**Exercício proposto a:** Reescreva de forma mais breve o parágrafo do trecho sobre a crônica, apresentado abaixo, que começa com “A crônica é um dos gêneros literários”, conservando seus fatos principais.

**Trecho fornecido:**
* * * * * * *

SITUANDO A CRÔNICA
A crônica é um dos gêneros literários incluídos no
conjunto que compõe o modo narrativo de expressão, junto com o conto, o romance, a fábula etc. Em
decorrência disso, sua estrutura pode nos levar a confundi-la com o conto, que
também é uma espécie narrativa. É justamente por isso que Hênio Tavares (2002)
chega a definir a crônica como “uma espécie de conto curto, ou narrativa
condensada”. Na verdade, devido à sua natureza narrativa, ambos possuem certas
características em comum, como o fato de possuírem um enredo, de poderem ter
personagens, de transcorrerem dentro de aspectos como tempo (um período do dia,
um dia completo, uma semana…) e espaço (um escritório, um restaurante, uma
residência…).
Nem sempre
será possível estabelecer com precisão essa fronteira, e chegaremos mesmo a nos
deparar com um texto como “Frango tite”, de Ferreira Gullar, considerado
crônica, mas passível de figurar em qualquer livro de conto, sem causar com
isso qualquer estranhamento por parte do leitor.
Todavia, a
dificuldade do objeto não impede o trabalho do estudioso e, mesmo diante das
dificuldades, é possível sim apresentar um conceito para a crônica a partir de
certas características originais, que a tornam única entre as demais formas de
produção literária. Comecemos pela origem de seu nome.
ORIGEM DO TERMO (ETIMOLOGIA)
O termo crônica tem origem na palavra grega khronikós, derivado de khrónos, que significa “tempo” (MOISÉS, 2012,
p. 623). De início, ela constava de relatos históricos de viagens,
acontecimentos, achados científicos etc. Nesse sentido, havia bastante
coerência entre a origem do nome crônica
e sua realização enquanto texto propriamente dito.

* * * * * * *

Linhas do conjunto de dados
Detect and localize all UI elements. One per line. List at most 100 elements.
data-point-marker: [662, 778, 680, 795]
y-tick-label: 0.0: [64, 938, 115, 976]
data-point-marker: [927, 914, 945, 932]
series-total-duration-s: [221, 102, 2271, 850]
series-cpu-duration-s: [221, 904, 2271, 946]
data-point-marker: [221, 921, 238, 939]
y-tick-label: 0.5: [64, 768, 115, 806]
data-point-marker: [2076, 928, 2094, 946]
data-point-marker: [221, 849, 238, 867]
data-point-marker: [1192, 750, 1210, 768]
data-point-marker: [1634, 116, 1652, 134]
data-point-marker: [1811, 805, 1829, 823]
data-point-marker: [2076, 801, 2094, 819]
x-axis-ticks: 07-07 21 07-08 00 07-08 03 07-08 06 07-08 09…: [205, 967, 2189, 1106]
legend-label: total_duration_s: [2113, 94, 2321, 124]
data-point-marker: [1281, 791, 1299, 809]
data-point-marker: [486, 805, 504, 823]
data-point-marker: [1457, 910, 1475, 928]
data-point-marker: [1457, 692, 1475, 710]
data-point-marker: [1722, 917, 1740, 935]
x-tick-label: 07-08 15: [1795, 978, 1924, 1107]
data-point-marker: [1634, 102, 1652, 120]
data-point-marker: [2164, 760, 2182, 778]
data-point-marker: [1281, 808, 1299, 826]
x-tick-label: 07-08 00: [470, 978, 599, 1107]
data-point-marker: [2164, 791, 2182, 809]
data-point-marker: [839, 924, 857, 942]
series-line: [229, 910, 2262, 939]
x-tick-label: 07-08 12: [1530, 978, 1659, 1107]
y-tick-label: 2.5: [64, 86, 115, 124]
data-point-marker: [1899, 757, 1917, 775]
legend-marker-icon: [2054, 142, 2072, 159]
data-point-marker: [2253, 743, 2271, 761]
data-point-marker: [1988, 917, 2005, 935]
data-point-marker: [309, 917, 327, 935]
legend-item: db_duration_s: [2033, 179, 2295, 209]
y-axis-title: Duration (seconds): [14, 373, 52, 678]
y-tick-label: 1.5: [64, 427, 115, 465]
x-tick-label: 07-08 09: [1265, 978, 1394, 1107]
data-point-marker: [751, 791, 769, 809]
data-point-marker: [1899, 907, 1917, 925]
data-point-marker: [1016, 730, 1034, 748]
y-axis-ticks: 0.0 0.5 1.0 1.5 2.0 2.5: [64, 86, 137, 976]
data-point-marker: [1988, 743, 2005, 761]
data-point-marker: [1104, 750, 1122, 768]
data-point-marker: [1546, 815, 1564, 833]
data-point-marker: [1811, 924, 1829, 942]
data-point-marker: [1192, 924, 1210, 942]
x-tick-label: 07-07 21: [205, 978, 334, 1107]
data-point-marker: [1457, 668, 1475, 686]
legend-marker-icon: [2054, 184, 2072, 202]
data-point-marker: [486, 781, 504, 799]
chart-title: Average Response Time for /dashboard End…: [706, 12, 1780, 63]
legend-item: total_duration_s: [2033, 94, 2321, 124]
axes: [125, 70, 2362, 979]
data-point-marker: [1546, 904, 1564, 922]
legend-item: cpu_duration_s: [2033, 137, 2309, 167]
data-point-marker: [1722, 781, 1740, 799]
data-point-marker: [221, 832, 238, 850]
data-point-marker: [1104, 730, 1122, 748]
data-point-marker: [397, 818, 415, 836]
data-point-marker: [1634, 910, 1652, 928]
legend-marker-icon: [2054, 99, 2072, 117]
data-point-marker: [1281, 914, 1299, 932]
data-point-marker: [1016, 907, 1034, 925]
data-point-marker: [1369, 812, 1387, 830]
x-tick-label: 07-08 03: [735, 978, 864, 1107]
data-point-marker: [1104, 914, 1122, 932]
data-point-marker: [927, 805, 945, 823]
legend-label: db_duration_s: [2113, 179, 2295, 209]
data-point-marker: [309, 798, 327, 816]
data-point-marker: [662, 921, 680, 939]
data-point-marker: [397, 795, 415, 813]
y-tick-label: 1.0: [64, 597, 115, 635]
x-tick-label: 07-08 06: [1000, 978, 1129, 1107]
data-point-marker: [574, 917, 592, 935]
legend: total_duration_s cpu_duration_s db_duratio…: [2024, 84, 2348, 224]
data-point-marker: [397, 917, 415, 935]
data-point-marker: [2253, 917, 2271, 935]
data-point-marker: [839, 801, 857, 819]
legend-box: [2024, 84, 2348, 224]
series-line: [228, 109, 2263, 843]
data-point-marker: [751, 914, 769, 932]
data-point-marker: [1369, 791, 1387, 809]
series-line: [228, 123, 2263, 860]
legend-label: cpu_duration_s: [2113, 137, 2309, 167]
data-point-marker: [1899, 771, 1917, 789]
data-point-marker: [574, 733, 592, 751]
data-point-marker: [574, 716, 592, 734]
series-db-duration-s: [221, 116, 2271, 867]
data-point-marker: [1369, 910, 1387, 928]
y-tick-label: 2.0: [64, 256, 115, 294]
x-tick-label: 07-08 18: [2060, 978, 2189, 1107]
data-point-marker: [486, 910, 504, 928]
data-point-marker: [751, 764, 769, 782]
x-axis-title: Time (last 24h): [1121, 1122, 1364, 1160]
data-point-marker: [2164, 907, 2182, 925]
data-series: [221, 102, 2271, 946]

* * * * * * *

**Exercício proposto b:** Converta em uma tabela Markdown as linhas das entradas, do início delas até a linha que contém “data-point-marker: [1811, 924, 1829, 942]”, inclusive, com as colunas Nº e Linha. Deixe de fora as linhas em branco.

**Resultado a:** A crônica é um gênero literário do modo narrativo, ao lado do conto, do romance e da fábula, e por isso pode ser confundida com o conto. Hênio Tavares (2002) chega a defini-la como “uma espécie de conto curto, ou narrativa condensada”. Por serem narrativos, crônica e conto têm traços em comum: possuem enredo, podem ter personagens e se desenrolam no tempo (um período do dia, um dia completo, uma semana) e no espaço (um escritório, um restaurante, uma residência).

**Resultado b:**
| Nº | Linha |
|---|---|
| 1 | Detect and localize all UI elements. One per line. List at most 100 elements. |
| 2 | data-point-marker: [662, 778, 680, 795] |
| 3 | y-tick-label: 0.0: [64, 938, 115, 976] |
| 4 | data-point-marker: [927, 914, 945, 932] |
| 5 | series-total-duration-s: [221, 102, 2271, 850] |
| 6 | series-cpu-duration-s: [221, 904, 2271, 946] |
| 7 | data-point-marker: [221, 921, 238, 939] |
| 8 | y-tick-label: 0.5: [64, 768, 115, 806] |
| 9 | data-point-marker: [2076, 928, 2094, 946] |
| 10 | data-point-marker: [221, 849, 238, 867] |
| 11 | data-point-marker: [1192, 750, 1210, 768] |
| 12 | data-point-marker: [1634, 116, 1652, 134] |
| 13 | data-point-marker: [1811, 805, 1829, 823] |
| 14 | data-point-marker: [2076, 801, 2094, 819] |
| 15 | x-axis-ticks: 07-07 21 07-08 00 07-08 03 07-08 06 07-08 09…: [205, 967, 2189, 1106] |
| 16 | legend-label: total_duration_s: [2113, 94, 2321, 124] |
| 17 | data-point-marker: [1281, 791, 1299, 809] |
| 18 | data-point-marker: [486, 805, 504, 823] |
| 19 | data-point-marker: [1457, 910, 1475, 928] |
| 20 | data-point-marker: [1457, 692, 1475, 710] |
| 21 | data-point-marker: [1722, 917, 1740, 935] |
| 22 | x-tick-label: 07-08 15: [1795, 978, 1924, 1107] |
| 23 | data-point-marker: [1634, 102, 1652, 120] |
| 24 | data-point-marker: [2164, 760, 2182, 778] |
| 25 | data-point-marker: [1281, 808, 1299, 826] |
| 26 | x-tick-label: 07-08 00: [470, 978, 599, 1107] |
| 27 | data-point-marker: [2164, 791, 2182, 809] |
| 28 | data-point-marker: [839, 924, 857, 942] |
| 29 | series-line: [229, 910, 2262, 939] |
| 30 | x-tick-label: 07-08 12: [1530, 978, 1659, 1107] |
| 31 | y-tick-label: 2.5: [64, 86, 115, 124] |
| 32 | data-point-marker: [1899, 757, 1917, 775] |
| 33 | legend-marker-icon: [2054, 142, 2072, 159] |
| 34 | data-point-marker: [2253, 743, 2271, 761] |
| 35 | data-point-marker: [1988, 917, 2005, 935] |
| 36 | data-point-marker: [309, 917, 327, 935] |
| 37 | legend-item: db_duration_s: [2033, 179, 2295, 209] |
| 38 | y-axis-title: Duration (seconds): [14, 373, 52, 678] |
| 39 | y-tick-label: 1.5: [64, 427, 115, 465] |
| 40 | x-tick-label: 07-08 09: [1265, 978, 1394, 1107] |
| 41 | data-point-marker: [751, 791, 769, 809] |
| 42 | data-point-marker: [1899, 907, 1917, 925] |
| 43 | data-point-marker: [1016, 730, 1034, 748] |
| 44 | y-axis-ticks: 0.0 0.5 1.0 1.5 2.0 2.5: [64, 86, 137, 976] |
| 45 | data-point-marker: [1988, 743, 2005, 761] |
| 46 | data-point-marker: [1104, 750, 1122, 768] |
| 47 | data-point-marker: [1546, 815, 1564, 833] |
| 48 | data-point-marker: [1811, 924, 1829, 942] |